* [Requirement]:
Repeat each line of the material below exactly as it appears, minus any pictures.
***** Records for this task
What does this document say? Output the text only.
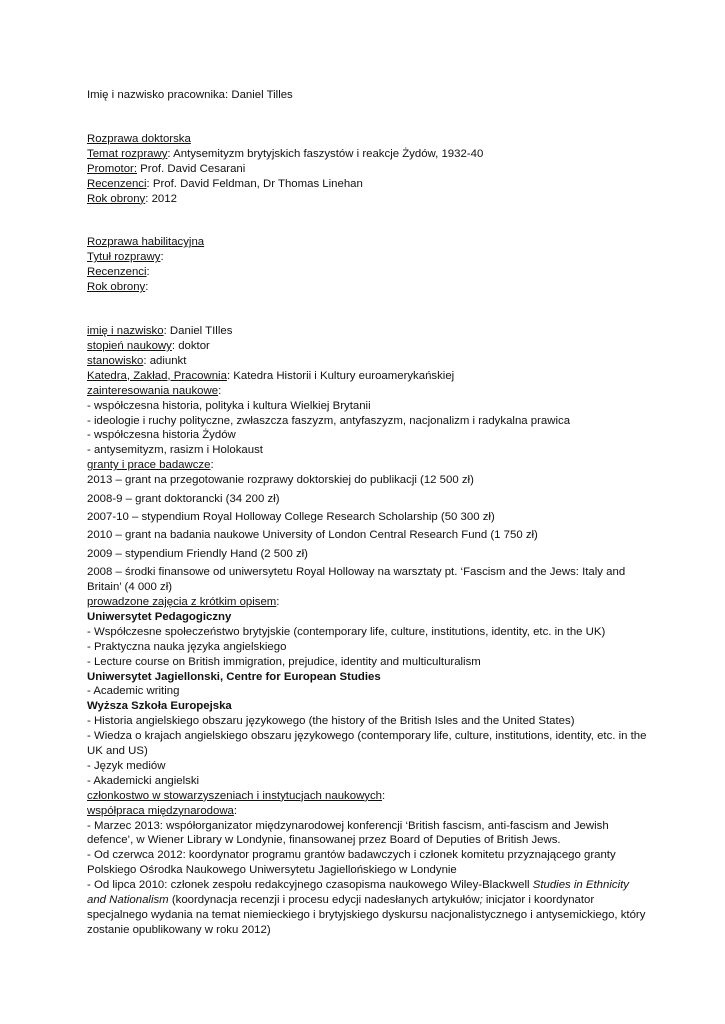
Imię i nazwisko pracownika: Daniel Tilles
Rozprawa doktorska
Temat rozprawy: Antysemityzm brytyjskich faszystów i reakcje Żydów, 1932-40
Promotor: Prof. David Cesarani
Recenzenci: Prof. David Feldman, Dr Thomas Linehan
Rok obrony: 2012
Rozprawa habilitacyjna
Tytuł rozprawy:
Recenzenci:
Rok obrony:
imię i nazwisko: Daniel TIlles
stopień naukowy: doktor
stanowisko: adiunkt
Katedra, Zakład, Pracownia: Katedra Historii i Kultury euroamerykańskiej
zainteresowania naukowe:
- współczesna historia, polityka i kultura Wielkiej Brytanii
- ideologie i ruchy polityczne, zwłaszcza faszyzm, antyfaszyzm, nacjonalizm i radykalna prawica
- współczesna historia Żydów
- antysemityzm, rasizm i Holokaust
granty i prace badawcze:
2013 – grant na przegotowanie rozprawy doktorskiej do publikacji (12 500 zł)
2008-9 – grant doktorancki (34 200 zł)
2007-10 – stypendium Royal Holloway College Research Scholarship (50 300 zł)
2010 – grant na badania naukowe University of London Central Research Fund (1 750 zł)
2009 – stypendium Friendly Hand (2 500 zł)
2008 – środki finansowe od uniwersytetu Royal Holloway na warsztaty pt. ‘Fascism and the Jews: Italy and Britain’ (4 000 zł)
prowadzone zajęcia z krótkim opisem:
Uniwersytet Pedagogiczny
- Współczesne społeczeństwo brytyjskie (contemporary life, culture, institutions, identity, etc. in the UK)
- Praktyczna nauka języka angielskiego
- Lecture course on British immigration, prejudice, identity and multiculturalism
Uniwersytet Jagiellonski, Centre for European Studies
- Academic writing
Wyższa Szkoła Europejska
- Historia angielskiego obszaru językowego (the history of the British Isles and the United States)
- Wiedza o krajach angielskiego obszaru językowego (contemporary life, culture, institutions, identity, etc. in the UK and US)
- Język mediów
- Akademicki angielski
członkostwo w stowarzyszeniach i instytucjach naukowych:
współpraca międzynarodowa:
- Marzec 2013: współorganizator międzynarodowej konferencji ‘British fascism, anti-fascism and Jewish defence’, w Wiener Library w Londynie, finansowanej przez Board of Deputies of British Jews.
- Od czerwca 2012: koordynator programu grantów badawczych i członek komitetu przyznającego granty Polskiego Ośrodka Naukowego Uniwersytetu Jagiellońskiego w Londynie
- Od lipca 2010: członek zespołu redakcyjnego czasopisma naukowego Wiley-Blackwell Studies in Ethnicity and Nationalism (koordynacja recenzji i procesu edycji nadesłanych artykułów; inicjator i koordynator specjalnego wydania na temat niemieckiego i brytyjskiego dyskursu nacjonalistycznego i antysemickiego, który zostanie opublikowany w roku 2012)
**********
* [Response below]:
What does this document say? Output the text only.
Imię i nazwisko pracownika: Daniel Tilles
Rozprawa doktorska
Temat rozprawy: Antysemityzm brytyjskich faszystów i reakcje Żydów, 1932-40
Promotor: Prof. David Cesarani
Recenzenci: Prof. David Feldman, Dr Thomas Linehan
Rok obrony: 2012
Rozprawa habilitacyjna
Tytuł rozprawy:
Recenzenci:
Rok obrony:
imię i nazwisko: Daniel TIlles
stopień naukowy: doktor
stanowisko: adiunkt
Katedra, Zakład, Pracownia: Katedra Historii i Kultury euroamerykańskiej
zainteresowania naukowe:
- współczesna historia, polityka i kultura Wielkiej Brytanii
- ideologie i ruchy polityczne, zwłaszcza faszyzm, antyfaszyzm, nacjonalizm i radykalna prawica
- współczesna historia Żydów
- antysemityzm, rasizm i Holokaust
granty i prace badawcze:
2013 – grant na przegotowanie rozprawy doktorskiej do publikacji (12 500 zł)
2008-9 – grant doktorancki (34 200 zł)
2007-10 – stypendium Royal Holloway College Research Scholarship (50 300 zł)
2010 – grant na badania naukowe University of London Central Research Fund (1 750 zł)
2009 – stypendium Friendly Hand (2 500 zł)
2008 – środki finansowe od uniwersytetu Royal Holloway na warsztaty pt. ‘Fascism and the Jews: Italy and Britain’ (4 000 zł)
prowadzone zajęcia z krótkim opisem:
Uniwersytet Pedagogiczny
- Współczesne społeczeństwo brytyjskie (contemporary life, culture, institutions, identity, etc. in the UK)
- Praktyczna nauka języka angielskiego
- Lecture course on British immigration, prejudice, identity and multiculturalism
Uniwersytet Jagiellonski, Centre for European Studies
- Academic writing
Wyższa Szkoła Europejska
- Historia angielskiego obszaru językowego (the history of the British Isles and the United States)
- Wiedza o krajach angielskiego obszaru językowego (contemporary life, culture, institutions, identity, etc. in the UK and US)
- Język mediów
- Akademicki angielski
członkostwo w stowarzyszeniach i instytucjach naukowych:
współpraca międzynarodowa:
- Marzec 2013: współorganizator międzynarodowej konferencji ‘British fascism, anti-fascism and Jewish defence’, w Wiener Library w Londynie, finansowanej przez Board of Deputies of British Jews.
- Od czerwca 2012: koordynator programu grantów badawczych i członek komitetu przyznającego granty Polskiego Ośrodka Naukowego Uniwersytetu Jagiellońskiego w Londynie
- Od lipca 2010: członek zespołu redakcyjnego czasopisma naukowego Wiley-Blackwell Studies in Ethnicity and Nationalism (koordynacja recenzji i procesu edycji nadesłanych artykułów; inicjator i koordynator specjalnego wydania na temat niemieckiego i brytyjskiego dyskursu nacjonalistycznego i antysemickiego, który zostanie opublikowany w roku 2012)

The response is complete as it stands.